§ **Action item**:
Each line below with the string "Cell" should be copied.

......

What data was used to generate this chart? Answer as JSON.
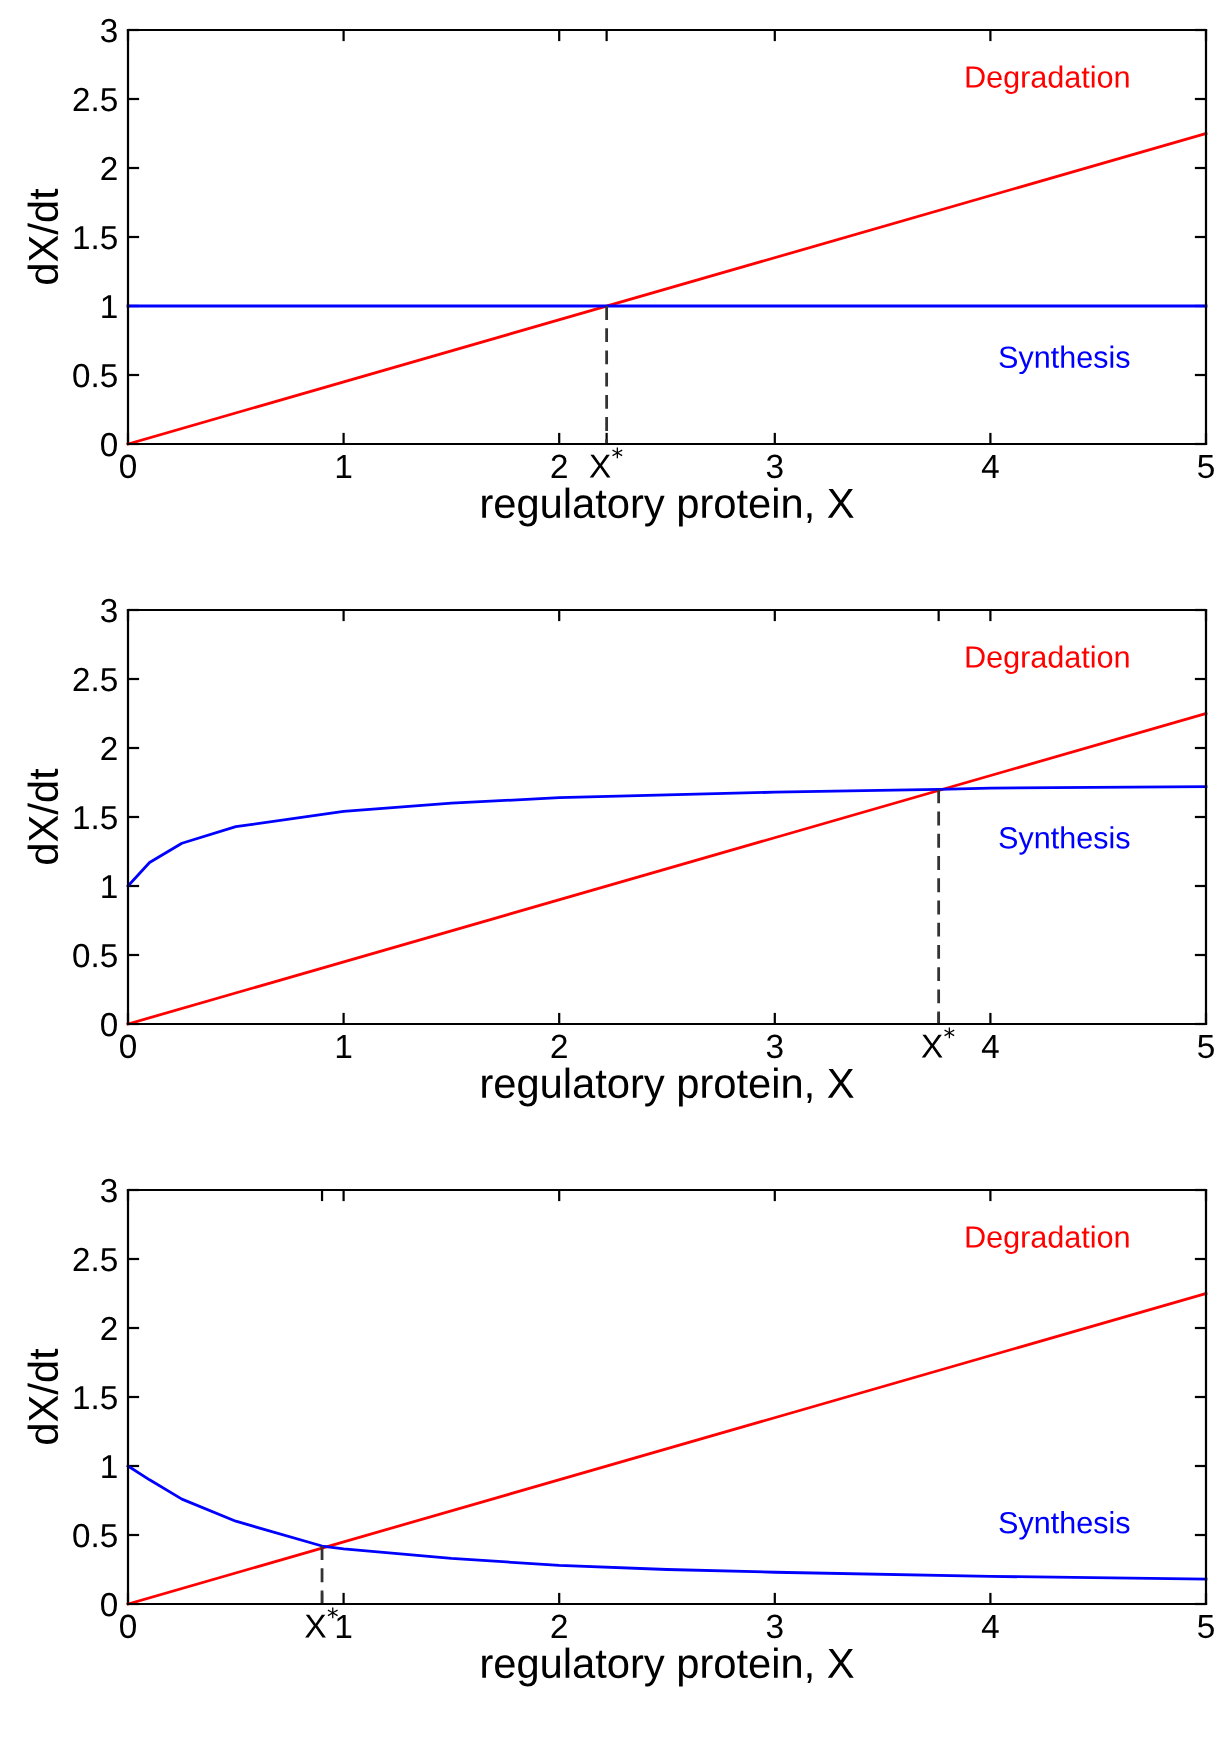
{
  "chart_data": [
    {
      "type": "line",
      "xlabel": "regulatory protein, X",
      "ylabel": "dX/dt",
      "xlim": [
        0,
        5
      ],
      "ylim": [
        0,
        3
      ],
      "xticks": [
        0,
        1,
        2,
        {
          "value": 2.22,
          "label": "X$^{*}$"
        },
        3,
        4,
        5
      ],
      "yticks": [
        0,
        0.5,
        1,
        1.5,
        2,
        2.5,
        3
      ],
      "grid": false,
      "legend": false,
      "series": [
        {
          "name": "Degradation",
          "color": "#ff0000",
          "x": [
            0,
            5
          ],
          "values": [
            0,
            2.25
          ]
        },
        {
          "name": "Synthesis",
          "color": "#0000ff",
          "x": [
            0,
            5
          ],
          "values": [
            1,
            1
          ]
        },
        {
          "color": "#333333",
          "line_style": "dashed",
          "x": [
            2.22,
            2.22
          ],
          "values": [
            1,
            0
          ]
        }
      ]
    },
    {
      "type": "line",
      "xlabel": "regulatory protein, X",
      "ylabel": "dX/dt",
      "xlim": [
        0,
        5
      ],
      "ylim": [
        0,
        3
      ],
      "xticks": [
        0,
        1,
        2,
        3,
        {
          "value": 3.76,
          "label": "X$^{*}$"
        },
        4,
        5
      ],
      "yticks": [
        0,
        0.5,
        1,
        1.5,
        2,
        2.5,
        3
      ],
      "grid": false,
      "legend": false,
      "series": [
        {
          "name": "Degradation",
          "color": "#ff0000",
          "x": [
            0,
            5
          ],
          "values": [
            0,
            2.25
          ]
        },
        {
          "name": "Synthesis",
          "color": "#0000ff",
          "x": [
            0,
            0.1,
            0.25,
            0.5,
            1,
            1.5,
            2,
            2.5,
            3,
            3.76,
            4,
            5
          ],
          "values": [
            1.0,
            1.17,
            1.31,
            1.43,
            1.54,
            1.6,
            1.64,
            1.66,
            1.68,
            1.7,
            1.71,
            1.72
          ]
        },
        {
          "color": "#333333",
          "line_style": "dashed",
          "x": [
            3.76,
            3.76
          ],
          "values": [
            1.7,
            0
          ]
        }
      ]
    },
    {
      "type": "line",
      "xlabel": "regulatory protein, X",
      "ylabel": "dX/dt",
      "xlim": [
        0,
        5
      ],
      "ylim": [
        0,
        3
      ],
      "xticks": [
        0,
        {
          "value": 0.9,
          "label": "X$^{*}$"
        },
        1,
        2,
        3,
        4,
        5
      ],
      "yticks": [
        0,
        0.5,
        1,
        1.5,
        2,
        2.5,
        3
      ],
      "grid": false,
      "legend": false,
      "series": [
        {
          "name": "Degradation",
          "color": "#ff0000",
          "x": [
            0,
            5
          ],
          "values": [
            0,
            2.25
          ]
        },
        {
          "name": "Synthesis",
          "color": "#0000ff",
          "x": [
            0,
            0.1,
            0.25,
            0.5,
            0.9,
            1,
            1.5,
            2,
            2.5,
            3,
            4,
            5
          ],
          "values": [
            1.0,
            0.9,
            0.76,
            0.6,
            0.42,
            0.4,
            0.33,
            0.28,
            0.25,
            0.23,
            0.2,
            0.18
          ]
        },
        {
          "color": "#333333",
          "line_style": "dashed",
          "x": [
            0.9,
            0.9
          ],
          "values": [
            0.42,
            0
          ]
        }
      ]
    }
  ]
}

......

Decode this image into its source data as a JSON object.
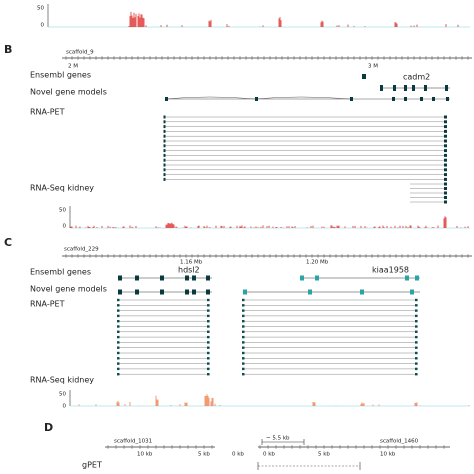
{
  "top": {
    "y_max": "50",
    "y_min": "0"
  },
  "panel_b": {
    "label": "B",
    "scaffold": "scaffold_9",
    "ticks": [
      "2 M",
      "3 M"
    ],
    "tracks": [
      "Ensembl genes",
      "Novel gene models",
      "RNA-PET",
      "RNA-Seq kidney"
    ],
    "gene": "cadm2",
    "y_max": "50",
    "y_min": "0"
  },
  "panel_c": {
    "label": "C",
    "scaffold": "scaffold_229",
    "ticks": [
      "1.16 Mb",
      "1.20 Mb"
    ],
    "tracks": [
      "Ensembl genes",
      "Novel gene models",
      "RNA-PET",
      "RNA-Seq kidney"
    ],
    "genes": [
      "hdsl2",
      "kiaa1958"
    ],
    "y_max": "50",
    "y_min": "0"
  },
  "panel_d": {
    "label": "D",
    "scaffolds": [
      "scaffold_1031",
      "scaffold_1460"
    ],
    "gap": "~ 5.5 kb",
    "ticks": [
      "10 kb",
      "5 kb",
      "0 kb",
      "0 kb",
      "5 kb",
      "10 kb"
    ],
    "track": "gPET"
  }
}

......

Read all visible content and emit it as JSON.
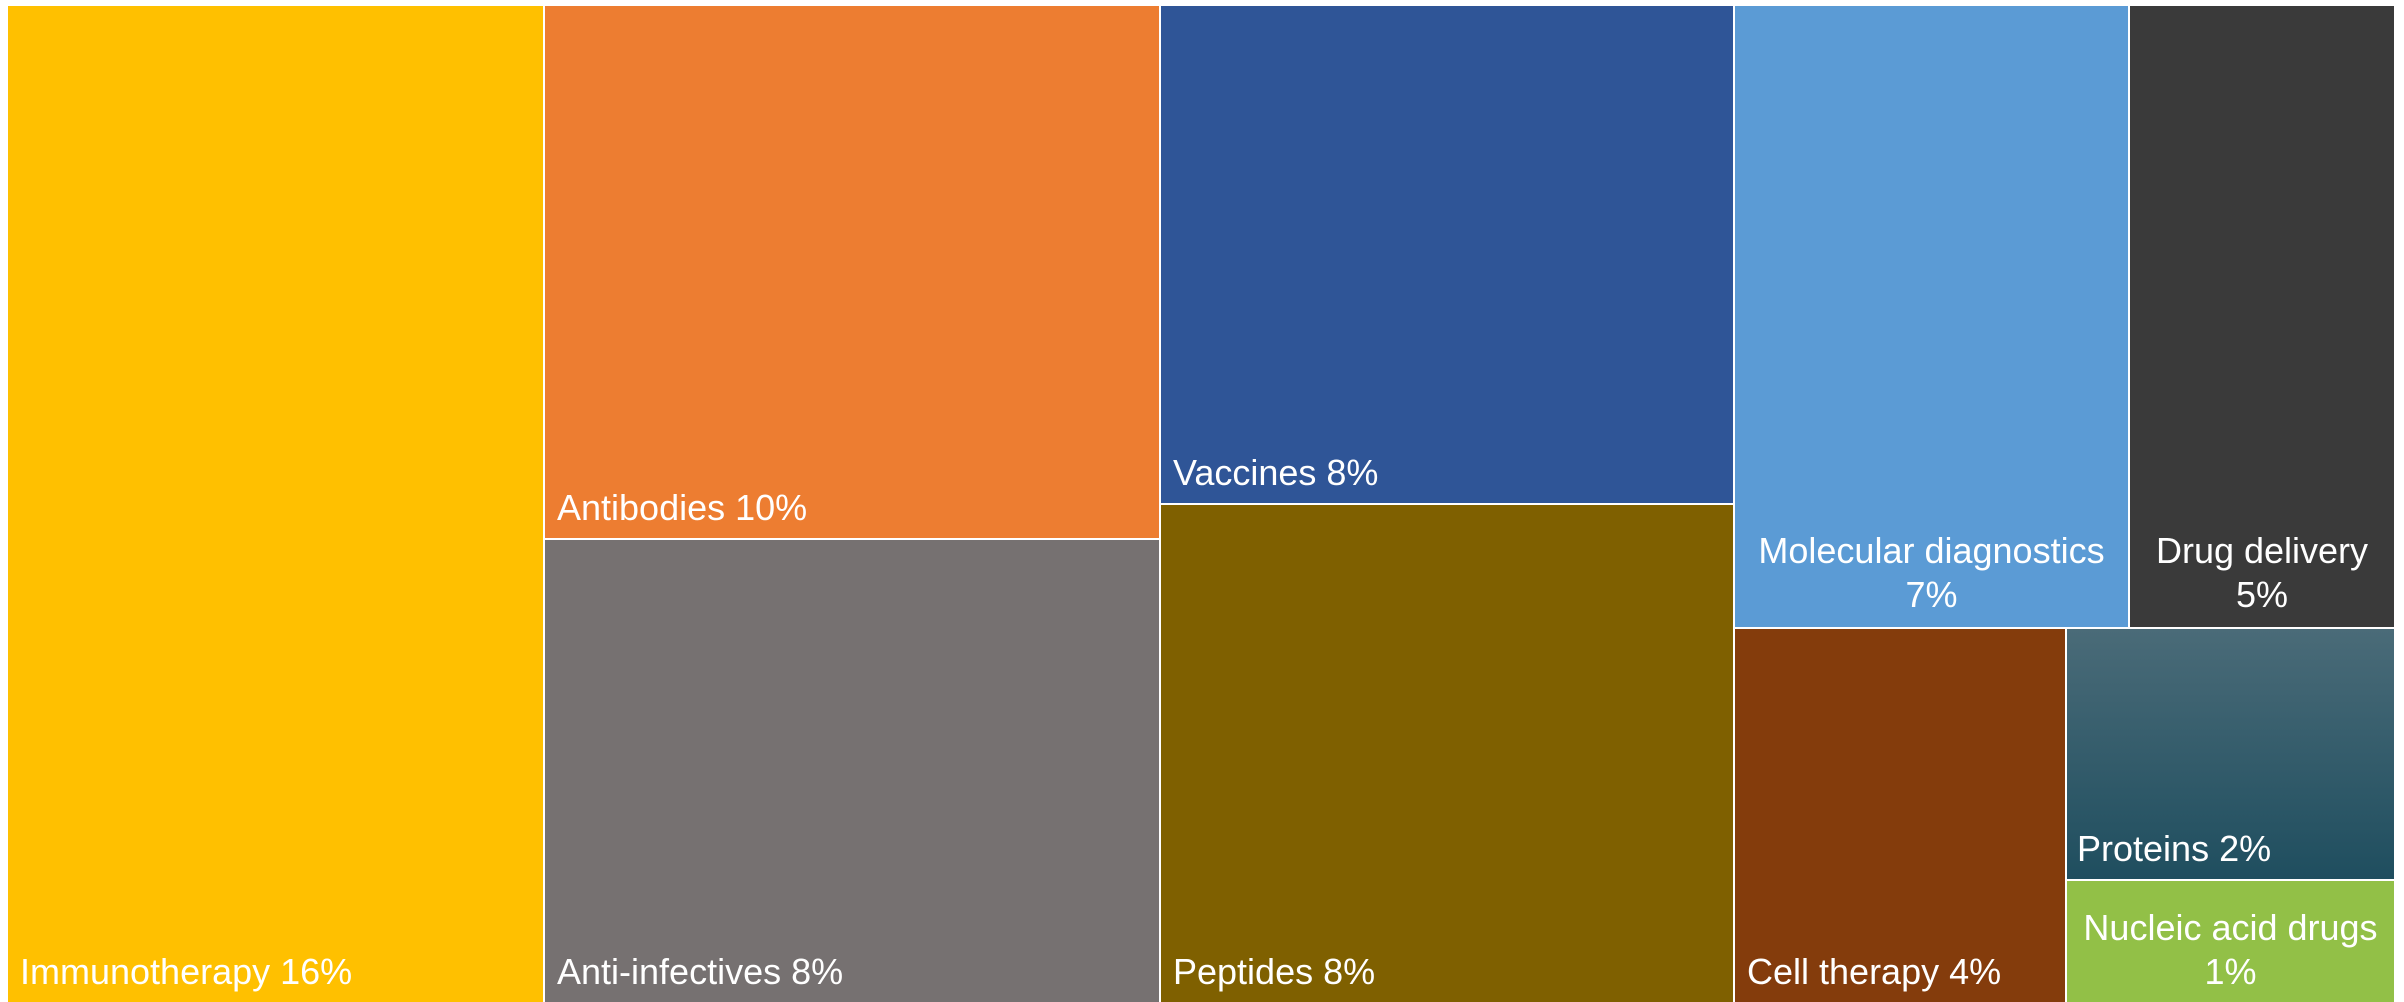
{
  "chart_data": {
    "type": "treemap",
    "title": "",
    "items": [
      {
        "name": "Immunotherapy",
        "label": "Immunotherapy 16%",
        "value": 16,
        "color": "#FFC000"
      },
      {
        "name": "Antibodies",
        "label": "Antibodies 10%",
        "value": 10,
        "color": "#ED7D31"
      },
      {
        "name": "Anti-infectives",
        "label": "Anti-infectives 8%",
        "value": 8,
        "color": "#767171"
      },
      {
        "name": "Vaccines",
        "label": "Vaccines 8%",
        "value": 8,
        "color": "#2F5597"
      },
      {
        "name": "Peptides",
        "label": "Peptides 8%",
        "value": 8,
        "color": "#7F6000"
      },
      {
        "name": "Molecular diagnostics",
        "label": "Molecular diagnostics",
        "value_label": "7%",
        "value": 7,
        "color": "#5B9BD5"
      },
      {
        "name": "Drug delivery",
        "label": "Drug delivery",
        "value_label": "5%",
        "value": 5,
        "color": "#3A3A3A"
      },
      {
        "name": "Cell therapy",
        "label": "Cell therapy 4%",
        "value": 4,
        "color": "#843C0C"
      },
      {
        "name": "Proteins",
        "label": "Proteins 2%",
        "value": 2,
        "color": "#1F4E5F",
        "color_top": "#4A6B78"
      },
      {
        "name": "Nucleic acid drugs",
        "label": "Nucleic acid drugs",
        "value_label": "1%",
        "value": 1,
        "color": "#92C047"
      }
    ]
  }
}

......

§ **Answer area**:
        "name": "Cell therapy",
        "label": "Cell therapy 4%",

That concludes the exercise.